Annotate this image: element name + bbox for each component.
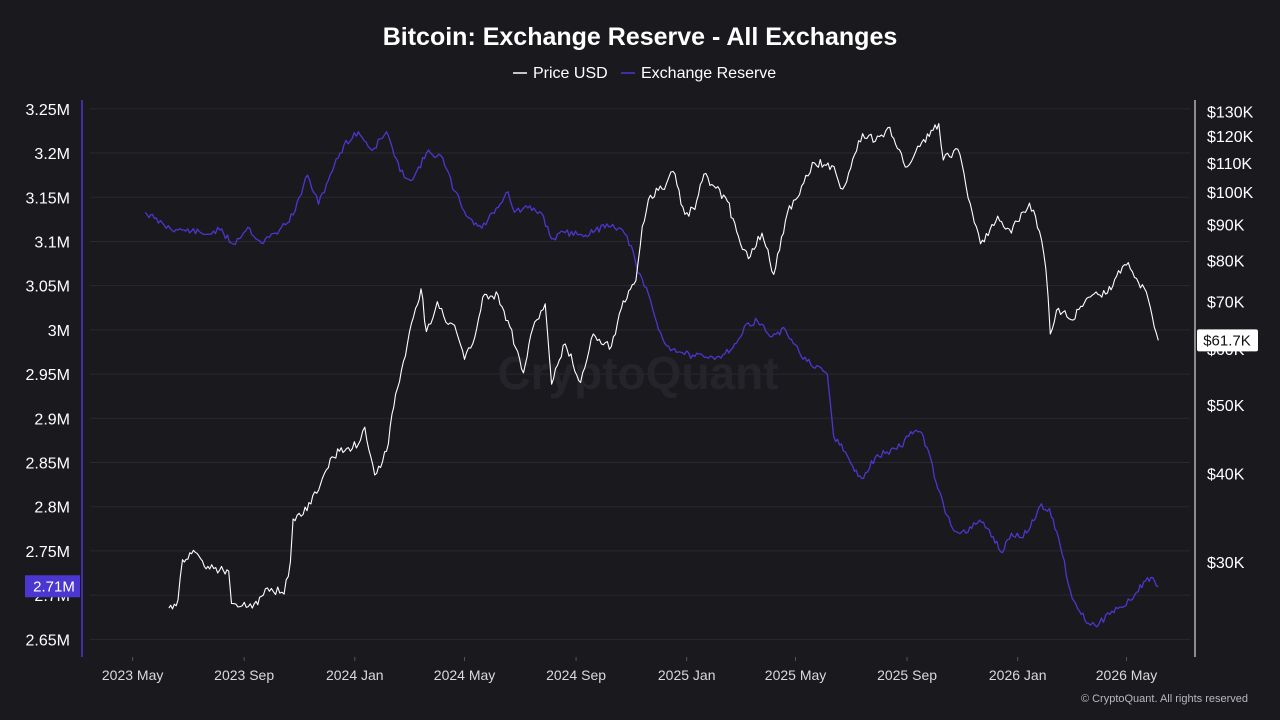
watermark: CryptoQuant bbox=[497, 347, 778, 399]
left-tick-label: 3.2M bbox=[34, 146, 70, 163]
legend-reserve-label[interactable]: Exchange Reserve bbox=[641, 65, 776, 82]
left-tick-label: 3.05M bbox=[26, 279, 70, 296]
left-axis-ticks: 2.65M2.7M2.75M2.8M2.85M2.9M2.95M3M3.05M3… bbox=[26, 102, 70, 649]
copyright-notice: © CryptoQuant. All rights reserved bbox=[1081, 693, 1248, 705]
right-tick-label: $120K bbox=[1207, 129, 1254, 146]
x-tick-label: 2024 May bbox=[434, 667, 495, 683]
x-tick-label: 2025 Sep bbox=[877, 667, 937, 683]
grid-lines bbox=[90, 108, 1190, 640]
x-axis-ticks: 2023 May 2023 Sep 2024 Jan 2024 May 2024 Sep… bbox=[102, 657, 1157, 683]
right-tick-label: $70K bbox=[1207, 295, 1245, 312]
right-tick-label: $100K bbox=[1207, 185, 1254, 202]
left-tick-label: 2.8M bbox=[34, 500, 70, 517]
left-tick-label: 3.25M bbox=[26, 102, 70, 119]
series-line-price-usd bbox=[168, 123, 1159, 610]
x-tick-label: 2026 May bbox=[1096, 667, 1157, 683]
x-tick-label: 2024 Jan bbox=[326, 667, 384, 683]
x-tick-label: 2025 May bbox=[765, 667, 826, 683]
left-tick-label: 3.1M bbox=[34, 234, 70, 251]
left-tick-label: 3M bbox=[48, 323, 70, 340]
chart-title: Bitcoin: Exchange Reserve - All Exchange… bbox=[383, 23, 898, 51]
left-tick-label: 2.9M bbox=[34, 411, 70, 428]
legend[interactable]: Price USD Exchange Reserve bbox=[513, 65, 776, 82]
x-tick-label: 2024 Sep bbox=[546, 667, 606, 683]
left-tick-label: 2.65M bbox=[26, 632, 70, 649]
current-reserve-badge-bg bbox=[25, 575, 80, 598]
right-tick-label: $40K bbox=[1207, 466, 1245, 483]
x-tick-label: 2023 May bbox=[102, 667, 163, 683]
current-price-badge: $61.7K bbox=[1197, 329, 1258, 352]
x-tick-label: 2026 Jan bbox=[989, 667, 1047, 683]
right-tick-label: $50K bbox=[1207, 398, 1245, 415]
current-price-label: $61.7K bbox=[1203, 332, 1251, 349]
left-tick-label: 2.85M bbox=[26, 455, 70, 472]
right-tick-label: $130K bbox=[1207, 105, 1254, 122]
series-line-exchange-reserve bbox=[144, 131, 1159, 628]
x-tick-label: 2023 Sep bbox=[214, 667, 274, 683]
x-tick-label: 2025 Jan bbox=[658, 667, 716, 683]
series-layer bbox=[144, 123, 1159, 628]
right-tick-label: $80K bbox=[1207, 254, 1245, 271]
# # #
WHAT NEEDS TO BE DONE =>
Convert the part above that opens with the line containing "watermark: CryptoQuant bbox=[497, 347, 778, 399]" and closes with the line containing "102, 70, 649]" into a Markdown table with the columns No. and Entry, numbering each line and skipping blank lines.

WRITTEN RESPONSE =>
| No. | Entry |
|---|---|
| 1 | watermark: CryptoQuant bbox=[497, 347, 778, 399] |
| 2 | left-tick-label: 3.2M bbox=[34, 146, 70, 163] |
| 3 | legend-reserve-label[interactable]: Exchange Reserve bbox=[641, 65, 776, 82] |
| 4 | left-tick-label: 3.05M bbox=[26, 279, 70, 296] |
| 5 | left-axis-ticks: 2.65M2.7M2.75M2.8M2.85M2.9M2.95M3M3.05M3… bbox=[26, 102, 70, 649] |